Objective: Write out the records below word for word, please.

(Data entries for graphics)
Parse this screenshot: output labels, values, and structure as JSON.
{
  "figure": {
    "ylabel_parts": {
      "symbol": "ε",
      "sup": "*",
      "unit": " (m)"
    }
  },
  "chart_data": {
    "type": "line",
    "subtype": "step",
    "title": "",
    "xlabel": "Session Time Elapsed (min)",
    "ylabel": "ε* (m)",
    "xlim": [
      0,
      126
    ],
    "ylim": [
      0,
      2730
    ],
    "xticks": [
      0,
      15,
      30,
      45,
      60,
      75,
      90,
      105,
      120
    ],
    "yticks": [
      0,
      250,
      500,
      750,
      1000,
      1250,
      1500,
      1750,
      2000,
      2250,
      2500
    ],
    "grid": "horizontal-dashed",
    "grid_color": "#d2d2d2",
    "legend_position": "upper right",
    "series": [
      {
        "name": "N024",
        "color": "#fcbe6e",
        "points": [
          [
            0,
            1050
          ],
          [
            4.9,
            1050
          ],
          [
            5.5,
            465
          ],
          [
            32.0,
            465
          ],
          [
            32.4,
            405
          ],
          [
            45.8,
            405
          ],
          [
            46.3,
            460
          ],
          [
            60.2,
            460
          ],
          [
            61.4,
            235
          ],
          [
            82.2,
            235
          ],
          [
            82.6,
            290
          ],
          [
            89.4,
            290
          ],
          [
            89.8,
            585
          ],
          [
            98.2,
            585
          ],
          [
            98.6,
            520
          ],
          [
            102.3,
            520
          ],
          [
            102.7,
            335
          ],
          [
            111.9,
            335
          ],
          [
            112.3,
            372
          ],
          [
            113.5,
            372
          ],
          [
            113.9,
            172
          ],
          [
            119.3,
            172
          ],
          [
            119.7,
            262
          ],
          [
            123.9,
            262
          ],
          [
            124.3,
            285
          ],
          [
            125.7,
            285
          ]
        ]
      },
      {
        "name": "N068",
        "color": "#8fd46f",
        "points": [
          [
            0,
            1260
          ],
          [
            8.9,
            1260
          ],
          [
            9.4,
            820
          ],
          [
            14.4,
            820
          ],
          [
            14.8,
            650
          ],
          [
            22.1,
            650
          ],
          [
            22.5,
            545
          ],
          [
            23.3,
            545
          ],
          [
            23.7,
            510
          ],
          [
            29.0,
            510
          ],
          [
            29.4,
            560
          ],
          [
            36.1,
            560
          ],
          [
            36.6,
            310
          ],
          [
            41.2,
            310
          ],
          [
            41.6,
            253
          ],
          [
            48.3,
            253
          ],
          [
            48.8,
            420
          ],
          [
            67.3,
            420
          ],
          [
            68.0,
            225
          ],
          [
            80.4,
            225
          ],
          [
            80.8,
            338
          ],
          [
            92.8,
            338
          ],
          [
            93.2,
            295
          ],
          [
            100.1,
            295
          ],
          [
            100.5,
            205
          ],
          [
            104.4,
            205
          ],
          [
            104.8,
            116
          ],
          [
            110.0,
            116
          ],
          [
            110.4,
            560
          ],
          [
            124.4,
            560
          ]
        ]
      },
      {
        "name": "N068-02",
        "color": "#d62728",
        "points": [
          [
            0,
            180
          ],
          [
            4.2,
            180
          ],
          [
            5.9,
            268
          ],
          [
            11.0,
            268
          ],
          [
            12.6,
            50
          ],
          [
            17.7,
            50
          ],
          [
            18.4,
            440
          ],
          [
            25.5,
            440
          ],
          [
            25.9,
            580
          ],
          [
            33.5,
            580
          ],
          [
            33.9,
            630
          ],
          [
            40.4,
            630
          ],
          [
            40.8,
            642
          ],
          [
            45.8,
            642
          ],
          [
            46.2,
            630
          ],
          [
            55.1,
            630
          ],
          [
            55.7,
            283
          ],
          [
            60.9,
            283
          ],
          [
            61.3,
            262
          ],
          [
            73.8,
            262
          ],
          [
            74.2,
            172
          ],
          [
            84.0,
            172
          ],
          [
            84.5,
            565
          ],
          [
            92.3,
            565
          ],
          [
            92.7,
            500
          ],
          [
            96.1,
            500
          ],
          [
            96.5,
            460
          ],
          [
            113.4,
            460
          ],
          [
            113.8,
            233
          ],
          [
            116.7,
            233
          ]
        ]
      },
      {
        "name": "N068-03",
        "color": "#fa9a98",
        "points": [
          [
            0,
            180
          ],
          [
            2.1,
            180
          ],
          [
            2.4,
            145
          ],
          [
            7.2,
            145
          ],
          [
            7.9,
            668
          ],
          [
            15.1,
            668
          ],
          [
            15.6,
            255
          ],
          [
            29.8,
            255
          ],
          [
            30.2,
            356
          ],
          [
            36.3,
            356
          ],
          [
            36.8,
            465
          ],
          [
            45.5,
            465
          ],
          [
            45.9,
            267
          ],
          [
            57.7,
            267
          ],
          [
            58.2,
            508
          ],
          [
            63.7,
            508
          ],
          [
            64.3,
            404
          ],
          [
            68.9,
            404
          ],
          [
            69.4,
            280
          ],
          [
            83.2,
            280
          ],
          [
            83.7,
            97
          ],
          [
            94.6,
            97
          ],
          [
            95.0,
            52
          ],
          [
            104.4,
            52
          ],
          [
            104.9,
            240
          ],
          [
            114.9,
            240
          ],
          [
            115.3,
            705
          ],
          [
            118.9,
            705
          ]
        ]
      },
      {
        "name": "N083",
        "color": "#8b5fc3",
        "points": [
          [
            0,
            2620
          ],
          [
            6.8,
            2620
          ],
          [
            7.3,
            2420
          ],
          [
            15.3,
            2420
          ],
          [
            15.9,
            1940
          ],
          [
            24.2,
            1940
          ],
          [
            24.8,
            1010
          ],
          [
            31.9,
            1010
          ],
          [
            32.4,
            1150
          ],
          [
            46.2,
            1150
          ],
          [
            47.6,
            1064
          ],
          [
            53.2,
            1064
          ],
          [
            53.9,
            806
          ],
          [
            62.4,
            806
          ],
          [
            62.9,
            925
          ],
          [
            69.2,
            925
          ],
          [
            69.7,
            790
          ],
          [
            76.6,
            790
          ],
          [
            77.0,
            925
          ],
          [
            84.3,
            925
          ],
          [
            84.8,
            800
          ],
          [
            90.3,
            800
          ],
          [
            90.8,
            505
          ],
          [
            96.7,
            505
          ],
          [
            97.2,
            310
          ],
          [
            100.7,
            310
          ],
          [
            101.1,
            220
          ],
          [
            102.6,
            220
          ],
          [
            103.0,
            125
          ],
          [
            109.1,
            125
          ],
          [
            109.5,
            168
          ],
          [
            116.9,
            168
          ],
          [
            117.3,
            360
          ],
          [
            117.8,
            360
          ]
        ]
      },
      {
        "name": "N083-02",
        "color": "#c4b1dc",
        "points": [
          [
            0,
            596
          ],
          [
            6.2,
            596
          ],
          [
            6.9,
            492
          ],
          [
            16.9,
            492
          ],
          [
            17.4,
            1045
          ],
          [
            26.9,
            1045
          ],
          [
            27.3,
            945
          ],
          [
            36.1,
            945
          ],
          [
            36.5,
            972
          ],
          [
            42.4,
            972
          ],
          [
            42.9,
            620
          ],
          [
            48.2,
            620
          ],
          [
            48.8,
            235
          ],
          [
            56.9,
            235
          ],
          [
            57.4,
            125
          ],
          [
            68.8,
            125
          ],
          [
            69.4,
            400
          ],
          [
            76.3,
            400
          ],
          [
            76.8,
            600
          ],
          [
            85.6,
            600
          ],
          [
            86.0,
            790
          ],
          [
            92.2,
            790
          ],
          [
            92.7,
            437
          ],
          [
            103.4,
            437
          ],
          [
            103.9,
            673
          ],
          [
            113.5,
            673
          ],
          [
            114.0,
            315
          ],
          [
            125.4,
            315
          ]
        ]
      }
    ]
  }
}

Solution to this task:
Parse this screenshot: output labels, values, and structure as JSON.
{
  "figure": {
    "ylabel_parts": {
      "symbol": "ε",
      "sup": "*",
      "unit": " (m)"
    }
  },
  "chart_data": {
    "type": "line",
    "subtype": "step",
    "title": "",
    "xlabel": "Session Time Elapsed (min)",
    "ylabel": "ε* (m)",
    "xlim": [
      0,
      126
    ],
    "ylim": [
      0,
      2730
    ],
    "xticks": [
      0,
      15,
      30,
      45,
      60,
      75,
      90,
      105,
      120
    ],
    "yticks": [
      0,
      250,
      500,
      750,
      1000,
      1250,
      1500,
      1750,
      2000,
      2250,
      2500
    ],
    "grid": "horizontal-dashed",
    "grid_color": "#d2d2d2",
    "legend_position": "upper right",
    "series": [
      {
        "name": "N024",
        "color": "#fcbe6e",
        "points": [
          [
            0,
            1050
          ],
          [
            4.9,
            1050
          ],
          [
            5.5,
            465
          ],
          [
            32.0,
            465
          ],
          [
            32.4,
            405
          ],
          [
            45.8,
            405
          ],
          [
            46.3,
            460
          ],
          [
            60.2,
            460
          ],
          [
            61.4,
            235
          ],
          [
            82.2,
            235
          ],
          [
            82.6,
            290
          ],
          [
            89.4,
            290
          ],
          [
            89.8,
            585
          ],
          [
            98.2,
            585
          ],
          [
            98.6,
            520
          ],
          [
            102.3,
            520
          ],
          [
            102.7,
            335
          ],
          [
            111.9,
            335
          ],
          [
            112.3,
            372
          ],
          [
            113.5,
            372
          ],
          [
            113.9,
            172
          ],
          [
            119.3,
            172
          ],
          [
            119.7,
            262
          ],
          [
            123.9,
            262
          ],
          [
            124.3,
            285
          ],
          [
            125.7,
            285
          ]
        ]
      },
      {
        "name": "N068",
        "color": "#8fd46f",
        "points": [
          [
            0,
            1260
          ],
          [
            8.9,
            1260
          ],
          [
            9.4,
            820
          ],
          [
            14.4,
            820
          ],
          [
            14.8,
            650
          ],
          [
            22.1,
            650
          ],
          [
            22.5,
            545
          ],
          [
            23.3,
            545
          ],
          [
            23.7,
            510
          ],
          [
            29.0,
            510
          ],
          [
            29.4,
            560
          ],
          [
            36.1,
            560
          ],
          [
            36.6,
            310
          ],
          [
            41.2,
            310
          ],
          [
            41.6,
            253
          ],
          [
            48.3,
            253
          ],
          [
            48.8,
            420
          ],
          [
            67.3,
            420
          ],
          [
            68.0,
            225
          ],
          [
            80.4,
            225
          ],
          [
            80.8,
            338
          ],
          [
            92.8,
            338
          ],
          [
            93.2,
            295
          ],
          [
            100.1,
            295
          ],
          [
            100.5,
            205
          ],
          [
            104.4,
            205
          ],
          [
            104.8,
            116
          ],
          [
            110.0,
            116
          ],
          [
            110.4,
            560
          ],
          [
            124.4,
            560
          ]
        ]
      },
      {
        "name": "N068-02",
        "color": "#d62728",
        "points": [
          [
            0,
            180
          ],
          [
            4.2,
            180
          ],
          [
            5.9,
            268
          ],
          [
            11.0,
            268
          ],
          [
            12.6,
            50
          ],
          [
            17.7,
            50
          ],
          [
            18.4,
            440
          ],
          [
            25.5,
            440
          ],
          [
            25.9,
            580
          ],
          [
            33.5,
            580
          ],
          [
            33.9,
            630
          ],
          [
            40.4,
            630
          ],
          [
            40.8,
            642
          ],
          [
            45.8,
            642
          ],
          [
            46.2,
            630
          ],
          [
            55.1,
            630
          ],
          [
            55.7,
            283
          ],
          [
            60.9,
            283
          ],
          [
            61.3,
            262
          ],
          [
            73.8,
            262
          ],
          [
            74.2,
            172
          ],
          [
            84.0,
            172
          ],
          [
            84.5,
            565
          ],
          [
            92.3,
            565
          ],
          [
            92.7,
            500
          ],
          [
            96.1,
            500
          ],
          [
            96.5,
            460
          ],
          [
            113.4,
            460
          ],
          [
            113.8,
            233
          ],
          [
            116.7,
            233
          ]
        ]
      },
      {
        "name": "N068-03",
        "color": "#fa9a98",
        "points": [
          [
            0,
            180
          ],
          [
            2.1,
            180
          ],
          [
            2.4,
            145
          ],
          [
            7.2,
            145
          ],
          [
            7.9,
            668
          ],
          [
            15.1,
            668
          ],
          [
            15.6,
            255
          ],
          [
            29.8,
            255
          ],
          [
            30.2,
            356
          ],
          [
            36.3,
            356
          ],
          [
            36.8,
            465
          ],
          [
            45.5,
            465
          ],
          [
            45.9,
            267
          ],
          [
            57.7,
            267
          ],
          [
            58.2,
            508
          ],
          [
            63.7,
            508
          ],
          [
            64.3,
            404
          ],
          [
            68.9,
            404
          ],
          [
            69.4,
            280
          ],
          [
            83.2,
            280
          ],
          [
            83.7,
            97
          ],
          [
            94.6,
            97
          ],
          [
            95.0,
            52
          ],
          [
            104.4,
            52
          ],
          [
            104.9,
            240
          ],
          [
            114.9,
            240
          ],
          [
            115.3,
            705
          ],
          [
            118.9,
            705
          ]
        ]
      },
      {
        "name": "N083",
        "color": "#8b5fc3",
        "points": [
          [
            0,
            2620
          ],
          [
            6.8,
            2620
          ],
          [
            7.3,
            2420
          ],
          [
            15.3,
            2420
          ],
          [
            15.9,
            1940
          ],
          [
            24.2,
            1940
          ],
          [
            24.8,
            1010
          ],
          [
            31.9,
            1010
          ],
          [
            32.4,
            1150
          ],
          [
            46.2,
            1150
          ],
          [
            47.6,
            1064
          ],
          [
            53.2,
            1064
          ],
          [
            53.9,
            806
          ],
          [
            62.4,
            806
          ],
          [
            62.9,
            925
          ],
          [
            69.2,
            925
          ],
          [
            69.7,
            790
          ],
          [
            76.6,
            790
          ],
          [
            77.0,
            925
          ],
          [
            84.3,
            925
          ],
          [
            84.8,
            800
          ],
          [
            90.3,
            800
          ],
          [
            90.8,
            505
          ],
          [
            96.7,
            505
          ],
          [
            97.2,
            310
          ],
          [
            100.7,
            310
          ],
          [
            101.1,
            220
          ],
          [
            102.6,
            220
          ],
          [
            103.0,
            125
          ],
          [
            109.1,
            125
          ],
          [
            109.5,
            168
          ],
          [
            116.9,
            168
          ],
          [
            117.3,
            360
          ],
          [
            117.8,
            360
          ]
        ]
      },
      {
        "name": "N083-02",
        "color": "#c4b1dc",
        "points": [
          [
            0,
            596
          ],
          [
            6.2,
            596
          ],
          [
            6.9,
            492
          ],
          [
            16.9,
            492
          ],
          [
            17.4,
            1045
          ],
          [
            26.9,
            1045
          ],
          [
            27.3,
            945
          ],
          [
            36.1,
            945
          ],
          [
            36.5,
            972
          ],
          [
            42.4,
            972
          ],
          [
            42.9,
            620
          ],
          [
            48.2,
            620
          ],
          [
            48.8,
            235
          ],
          [
            56.9,
            235
          ],
          [
            57.4,
            125
          ],
          [
            68.8,
            125
          ],
          [
            69.4,
            400
          ],
          [
            76.3,
            400
          ],
          [
            76.8,
            600
          ],
          [
            85.6,
            600
          ],
          [
            86.0,
            790
          ],
          [
            92.2,
            790
          ],
          [
            92.7,
            437
          ],
          [
            103.4,
            437
          ],
          [
            103.9,
            673
          ],
          [
            113.5,
            673
          ],
          [
            114.0,
            315
          ],
          [
            125.4,
            315
          ]
        ]
      }
    ]
  }
}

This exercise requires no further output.